* [OBJECTIVE] Find the lines of data that contain the string "Normal", then list them.

Data tied to figure images
[BEGIN]

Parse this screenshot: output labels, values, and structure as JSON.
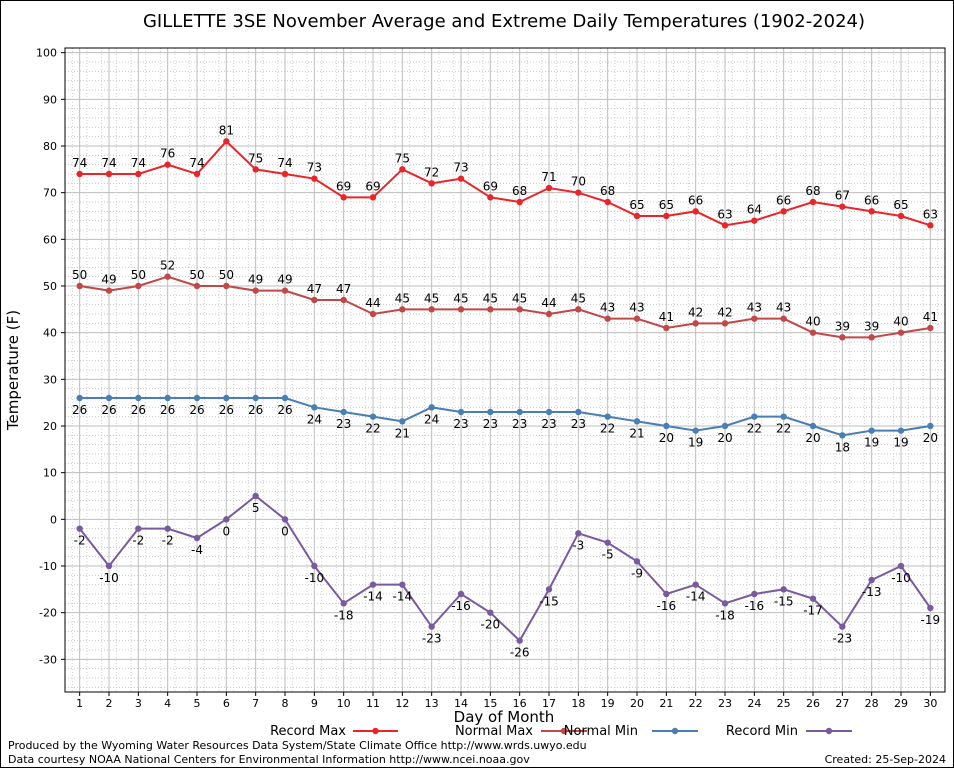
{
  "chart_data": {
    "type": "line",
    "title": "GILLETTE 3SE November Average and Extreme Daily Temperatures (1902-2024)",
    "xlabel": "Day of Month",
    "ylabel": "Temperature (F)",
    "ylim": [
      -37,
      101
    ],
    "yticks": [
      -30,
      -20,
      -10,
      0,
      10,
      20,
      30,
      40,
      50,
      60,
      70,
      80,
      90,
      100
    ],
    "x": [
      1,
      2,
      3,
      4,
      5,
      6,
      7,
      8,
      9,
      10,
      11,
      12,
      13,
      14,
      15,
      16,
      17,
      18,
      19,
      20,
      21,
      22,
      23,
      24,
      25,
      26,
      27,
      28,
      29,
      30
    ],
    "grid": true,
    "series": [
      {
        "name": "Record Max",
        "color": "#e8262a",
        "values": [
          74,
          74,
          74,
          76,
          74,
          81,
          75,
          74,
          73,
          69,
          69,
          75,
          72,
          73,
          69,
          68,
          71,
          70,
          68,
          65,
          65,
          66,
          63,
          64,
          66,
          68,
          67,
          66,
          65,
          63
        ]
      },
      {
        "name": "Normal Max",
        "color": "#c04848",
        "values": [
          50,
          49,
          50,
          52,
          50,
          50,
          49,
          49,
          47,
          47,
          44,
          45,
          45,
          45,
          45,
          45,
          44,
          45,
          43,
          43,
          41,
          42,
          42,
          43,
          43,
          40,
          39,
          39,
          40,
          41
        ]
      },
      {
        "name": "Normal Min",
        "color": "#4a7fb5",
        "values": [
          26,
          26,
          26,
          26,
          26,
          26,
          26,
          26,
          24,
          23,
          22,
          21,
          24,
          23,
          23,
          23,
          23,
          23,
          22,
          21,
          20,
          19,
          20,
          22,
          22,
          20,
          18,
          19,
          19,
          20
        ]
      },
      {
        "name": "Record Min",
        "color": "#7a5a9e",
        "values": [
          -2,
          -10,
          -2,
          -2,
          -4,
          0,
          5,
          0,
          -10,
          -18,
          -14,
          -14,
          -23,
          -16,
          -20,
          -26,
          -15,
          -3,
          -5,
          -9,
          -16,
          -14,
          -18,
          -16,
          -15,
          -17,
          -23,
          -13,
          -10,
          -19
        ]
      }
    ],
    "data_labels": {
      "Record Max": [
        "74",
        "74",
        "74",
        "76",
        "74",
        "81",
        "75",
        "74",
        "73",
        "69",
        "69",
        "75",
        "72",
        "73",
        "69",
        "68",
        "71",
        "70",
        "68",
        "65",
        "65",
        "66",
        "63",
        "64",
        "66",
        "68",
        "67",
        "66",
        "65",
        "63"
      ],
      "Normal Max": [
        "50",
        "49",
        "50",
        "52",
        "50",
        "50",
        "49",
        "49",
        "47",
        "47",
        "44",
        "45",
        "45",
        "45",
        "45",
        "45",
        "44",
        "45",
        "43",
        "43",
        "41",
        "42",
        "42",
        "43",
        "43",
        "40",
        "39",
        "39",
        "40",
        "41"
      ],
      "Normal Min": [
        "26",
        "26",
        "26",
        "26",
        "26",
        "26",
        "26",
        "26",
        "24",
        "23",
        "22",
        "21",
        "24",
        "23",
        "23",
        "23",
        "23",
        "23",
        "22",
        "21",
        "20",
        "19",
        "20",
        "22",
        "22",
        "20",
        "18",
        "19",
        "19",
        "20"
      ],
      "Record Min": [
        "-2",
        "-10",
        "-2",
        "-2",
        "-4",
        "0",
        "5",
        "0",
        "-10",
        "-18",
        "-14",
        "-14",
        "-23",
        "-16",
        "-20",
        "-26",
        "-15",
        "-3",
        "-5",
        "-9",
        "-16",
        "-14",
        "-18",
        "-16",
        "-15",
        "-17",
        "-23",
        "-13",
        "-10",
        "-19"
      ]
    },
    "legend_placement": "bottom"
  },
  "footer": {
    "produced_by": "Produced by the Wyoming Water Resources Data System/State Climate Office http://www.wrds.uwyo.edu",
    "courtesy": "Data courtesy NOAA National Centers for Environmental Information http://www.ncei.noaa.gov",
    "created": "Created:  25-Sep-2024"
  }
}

[END]
[BEGIN]

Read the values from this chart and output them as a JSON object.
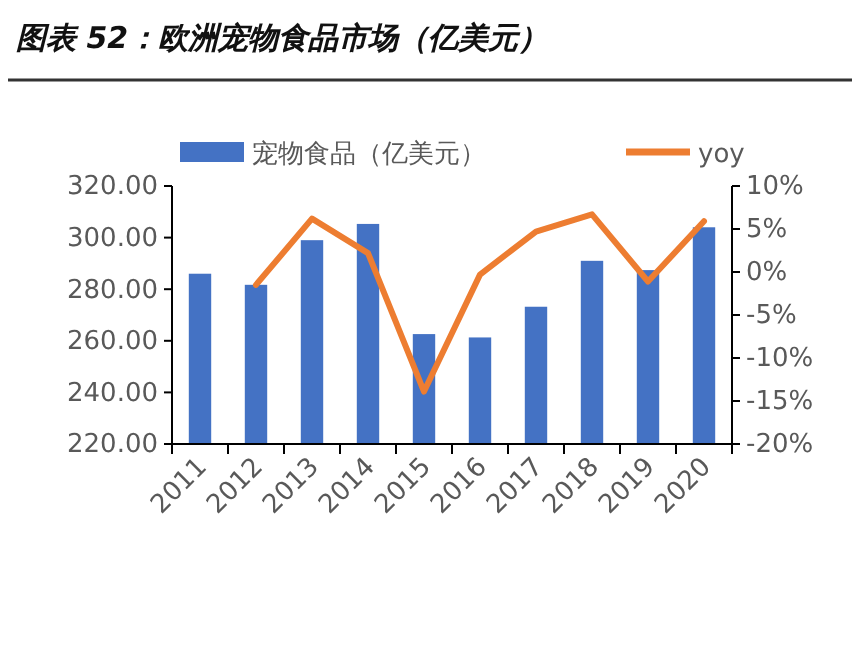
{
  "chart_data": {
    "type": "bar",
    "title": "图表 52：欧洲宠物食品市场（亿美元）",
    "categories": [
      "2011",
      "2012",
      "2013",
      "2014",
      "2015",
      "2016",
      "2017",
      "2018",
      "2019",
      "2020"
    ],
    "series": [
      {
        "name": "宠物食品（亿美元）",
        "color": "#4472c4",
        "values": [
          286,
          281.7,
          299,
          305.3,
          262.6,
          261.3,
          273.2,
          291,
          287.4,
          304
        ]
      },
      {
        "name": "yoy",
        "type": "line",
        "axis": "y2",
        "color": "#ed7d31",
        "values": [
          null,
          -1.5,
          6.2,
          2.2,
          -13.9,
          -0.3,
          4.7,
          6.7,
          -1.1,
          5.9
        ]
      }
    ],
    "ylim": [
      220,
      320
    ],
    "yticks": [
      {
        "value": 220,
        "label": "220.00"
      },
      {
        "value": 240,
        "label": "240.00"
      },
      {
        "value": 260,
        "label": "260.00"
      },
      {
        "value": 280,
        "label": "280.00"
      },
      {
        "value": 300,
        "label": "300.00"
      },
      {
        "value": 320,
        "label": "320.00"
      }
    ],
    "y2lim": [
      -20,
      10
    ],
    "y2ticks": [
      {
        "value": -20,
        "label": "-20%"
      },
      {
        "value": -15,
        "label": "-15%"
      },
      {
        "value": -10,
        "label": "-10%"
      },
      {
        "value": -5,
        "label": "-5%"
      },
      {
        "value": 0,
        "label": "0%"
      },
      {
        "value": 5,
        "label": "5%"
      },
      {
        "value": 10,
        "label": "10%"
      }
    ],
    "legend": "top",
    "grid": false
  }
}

[END]

* [SOLVED EXERCISE]
        "name": "Normal Max",
        "name": "Normal Min",
      "Normal Max": [
      "Normal Min": [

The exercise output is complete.